* _The request_
Output the entries below exactly as written, omitting pictures.

----

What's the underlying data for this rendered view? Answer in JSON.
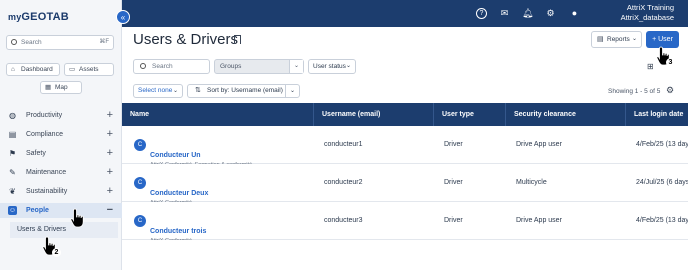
{
  "sidebar": {
    "logo_prefix": "my",
    "logo_main": "GEOTAB",
    "search_placeholder": "Search",
    "search_shortcut": "⌘F",
    "dashboard_label": "Dashboard",
    "assets_label": "Assets",
    "map_label": "Map",
    "items": [
      {
        "label": "Productivity",
        "icon": "globe-icon"
      },
      {
        "label": "Compliance",
        "icon": "clipboard-icon"
      },
      {
        "label": "Safety",
        "icon": "road-icon"
      },
      {
        "label": "Maintenance",
        "icon": "wrench-icon"
      },
      {
        "label": "Sustainability",
        "icon": "leaf-icon"
      },
      {
        "label": "People",
        "icon": "people-icon"
      }
    ],
    "sub_item": "Users & Drivers"
  },
  "header": {
    "user_name": "AttriX Training",
    "database": "AttriX_database"
  },
  "page": {
    "title": "Users & Drivers",
    "reports_label": "Reports",
    "add_user_label": "User",
    "search_placeholder": "Search",
    "groups_placeholder": "Groups",
    "user_status_label": "User status",
    "select_label": "Select none",
    "sort_label": "Sort by: Username (email)",
    "showing": "Showing 1 - 5 of 5"
  },
  "table": {
    "columns": [
      "Name",
      "Username (email)",
      "User type",
      "Security clearance",
      "Last login date"
    ],
    "rows": [
      {
        "initial": "C",
        "name": "Conducteur Un",
        "sub": "AttriX Conformité, Formation & conformité",
        "username": "conducteur1",
        "type": "Driver",
        "clearance": "Drive App user",
        "last_login": "4/Feb/25 (13 days"
      },
      {
        "initial": "C",
        "name": "Conducteur Deux",
        "sub": "AttriX Conformité",
        "username": "conducteur2",
        "type": "Driver",
        "clearance": "Multicycle",
        "last_login": "24/Jul/25 (6 days"
      },
      {
        "initial": "C",
        "name": "Conducteur trois",
        "sub": "AttriX Conformité",
        "username": "conducteur3",
        "type": "Driver",
        "clearance": "Drive App user",
        "last_login": "4/Feb/25 (13 days"
      }
    ]
  },
  "annotations": {
    "step2": "2",
    "step3": "3"
  }
}
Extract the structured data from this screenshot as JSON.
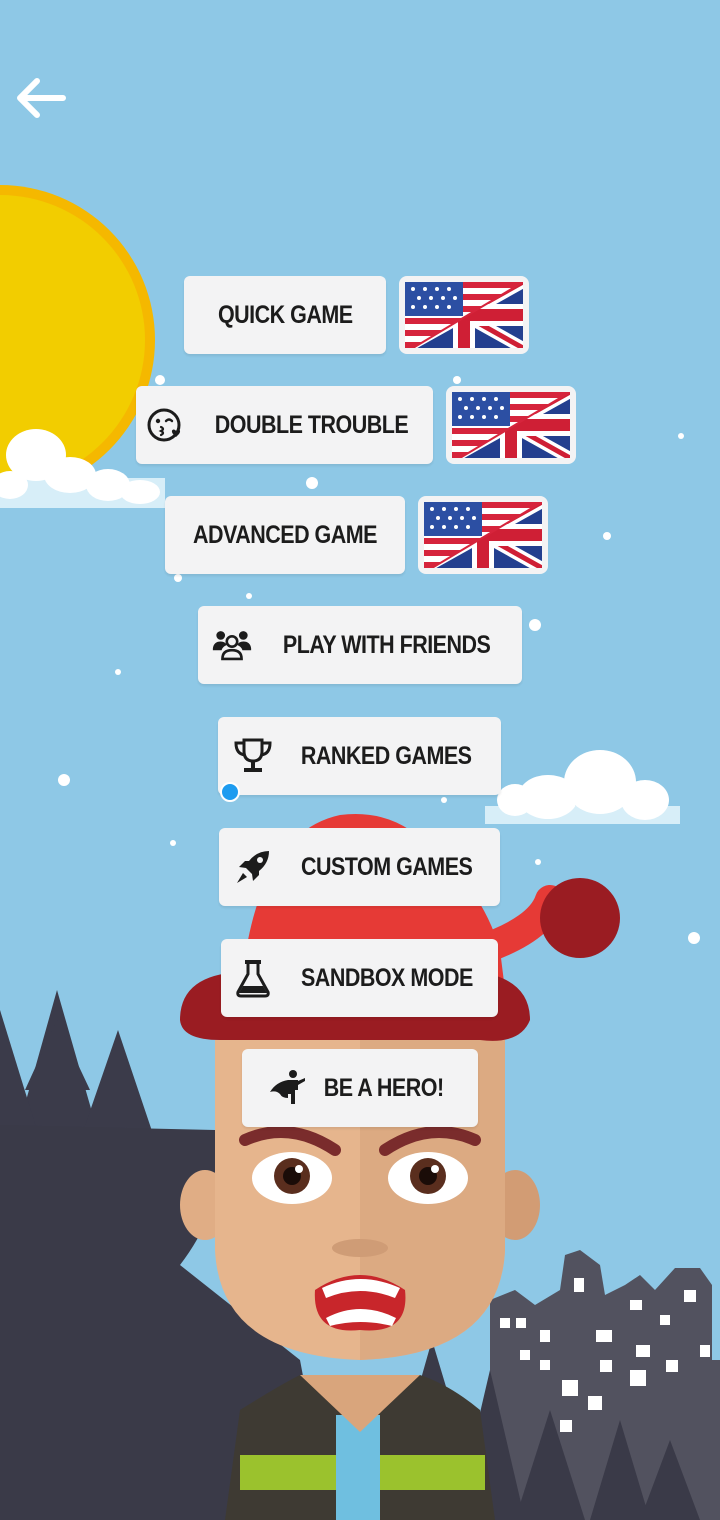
{
  "icons": {
    "back": "arrow-left-icon",
    "double_trouble": "kiss-wink-heart-icon",
    "play_with_friends": "users-icon",
    "ranked_games": "trophy-icon",
    "custom_games": "rocket-icon",
    "sandbox_mode": "flask-icon",
    "be_a_hero": "caped-hero-icon",
    "language_flag": "us-uk-flag-icon"
  },
  "menu": {
    "quick_game": "QUICK GAME",
    "double_trouble": "DOUBLE TROUBLE",
    "advanced_game": "ADVANCED GAME",
    "play_with_friends": "PLAY WITH FRIENDS",
    "ranked_games": "RANKED GAMES",
    "custom_games": "CUSTOM GAMES",
    "sandbox_mode": "SANDBOX MODE",
    "be_a_hero": "BE A HERO!"
  },
  "colors": {
    "sky": "#8ec8e6",
    "sun": "#f2cd00",
    "button_bg": "#f3f3f4",
    "hat_red": "#e53935",
    "hill_dark": "#3a3a48"
  }
}
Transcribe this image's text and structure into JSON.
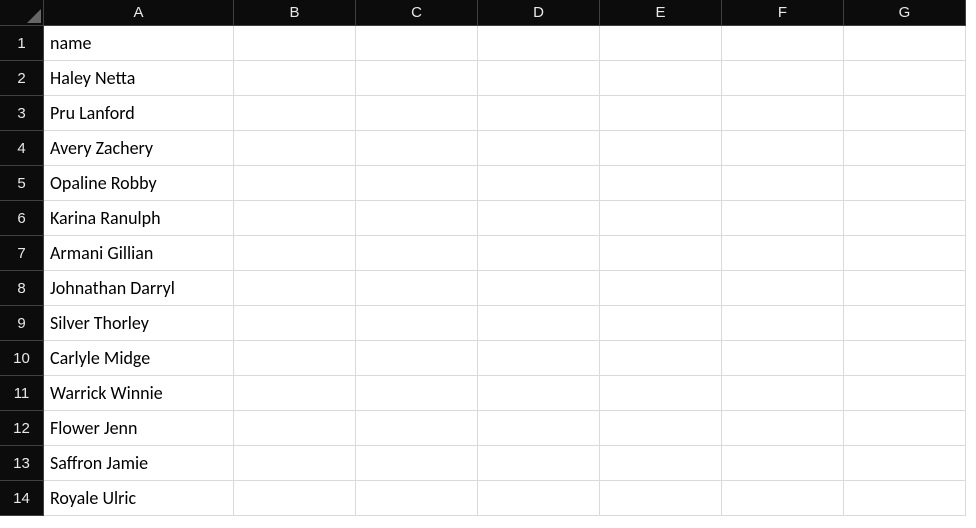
{
  "columns": [
    "A",
    "B",
    "C",
    "D",
    "E",
    "F",
    "G"
  ],
  "row_numbers": [
    1,
    2,
    3,
    4,
    5,
    6,
    7,
    8,
    9,
    10,
    11,
    12,
    13,
    14
  ],
  "cells": {
    "A1": "name",
    "A2": "Haley Netta",
    "A3": "Pru Lanford",
    "A4": "Avery Zachery",
    "A5": "Opaline Robby",
    "A6": "Karina Ranulph",
    "A7": "Armani Gillian",
    "A8": "Johnathan Darryl",
    "A9": "Silver Thorley",
    "A10": "Carlyle Midge",
    "A11": "Warrick Winnie",
    "A12": "Flower Jenn",
    "A13": "Saffron Jamie",
    "A14": "Royale Ulric"
  }
}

----

* _Result of this exercise_
What's the underlying data for this rendered view? Answer in JSON.
{
  "sidebar": {
    "logo_prefix": "my",
    "logo_main": "GEOTAB",
    "search_placeholder": "Search",
    "search_shortcut": "⌘F",
    "dashboard_label": "Dashboard",
    "assets_label": "Assets",
    "map_label": "Map",
    "items": [
      {
        "label": "Productivity",
        "icon": "globe-icon"
      },
      {
        "label": "Compliance",
        "icon": "clipboard-icon"
      },
      {
        "label": "Safety",
        "icon": "road-icon"
      },
      {
        "label": "Maintenance",
        "icon": "wrench-icon"
      },
      {
        "label": "Sustainability",
        "icon": "leaf-icon"
      },
      {
        "label": "People",
        "icon": "people-icon"
      }
    ],
    "sub_item": "Users & Drivers"
  },
  "header": {
    "user_name": "AttriX Training",
    "database": "AttriX_database"
  },
  "page": {
    "title": "Users & Drivers",
    "reports_label": "Reports",
    "add_user_label": "User",
    "search_placeholder": "Search",
    "groups_placeholder": "Groups",
    "user_status_label": "User status",
    "select_label": "Select none",
    "sort_label": "Sort by: Username (email)",
    "showing": "Showing 1 - 5 of 5"
  },
  "table": {
    "columns": [
      "Name",
      "Username (email)",
      "User type",
      "Security clearance",
      "Last login date"
    ],
    "rows": [
      {
        "initial": "C",
        "name": "Conducteur Un",
        "sub": "AttriX Conformité, Formation & conformité",
        "username": "conducteur1",
        "type": "Driver",
        "clearance": "Drive App user",
        "last_login": "4/Feb/25 (13 days"
      },
      {
        "initial": "C",
        "name": "Conducteur Deux",
        "sub": "AttriX Conformité",
        "username": "conducteur2",
        "type": "Driver",
        "clearance": "Multicycle",
        "last_login": "24/Jul/25 (6 days"
      },
      {
        "initial": "C",
        "name": "Conducteur trois",
        "sub": "AttriX Conformité",
        "username": "conducteur3",
        "type": "Driver",
        "clearance": "Drive App user",
        "last_login": "4/Feb/25 (13 days"
      }
    ]
  },
  "annotations": {
    "step2": "2",
    "step3": "3"
  }
}
Extract the structured data from this screenshot as JSON.
{
  "icons": {
    "back": "arrow-left-icon",
    "double_trouble": "kiss-wink-heart-icon",
    "play_with_friends": "users-icon",
    "ranked_games": "trophy-icon",
    "custom_games": "rocket-icon",
    "sandbox_mode": "flask-icon",
    "be_a_hero": "caped-hero-icon",
    "language_flag": "us-uk-flag-icon"
  },
  "menu": {
    "quick_game": "QUICK GAME",
    "double_trouble": "DOUBLE TROUBLE",
    "advanced_game": "ADVANCED GAME",
    "play_with_friends": "PLAY WITH FRIENDS",
    "ranked_games": "RANKED GAMES",
    "custom_games": "CUSTOM GAMES",
    "sandbox_mode": "SANDBOX MODE",
    "be_a_hero": "BE A HERO!"
  },
  "colors": {
    "sky": "#8ec8e6",
    "sun": "#f2cd00",
    "button_bg": "#f3f3f4",
    "hat_red": "#e53935",
    "hill_dark": "#3a3a48"
  }
}
Transcribe this image's text and structure into JSON.
{
  "columns": [
    "A",
    "B",
    "C",
    "D",
    "E",
    "F",
    "G"
  ],
  "row_numbers": [
    1,
    2,
    3,
    4,
    5,
    6,
    7,
    8,
    9,
    10,
    11,
    12,
    13,
    14
  ],
  "cells": {
    "A1": "name",
    "A2": "Haley Netta",
    "A3": "Pru Lanford",
    "A4": "Avery Zachery",
    "A5": "Opaline Robby",
    "A6": "Karina Ranulph",
    "A7": "Armani Gillian",
    "A8": "Johnathan Darryl",
    "A9": "Silver Thorley",
    "A10": "Carlyle Midge",
    "A11": "Warrick Winnie",
    "A12": "Flower Jenn",
    "A13": "Saffron Jamie",
    "A14": "Royale Ulric"
  }
}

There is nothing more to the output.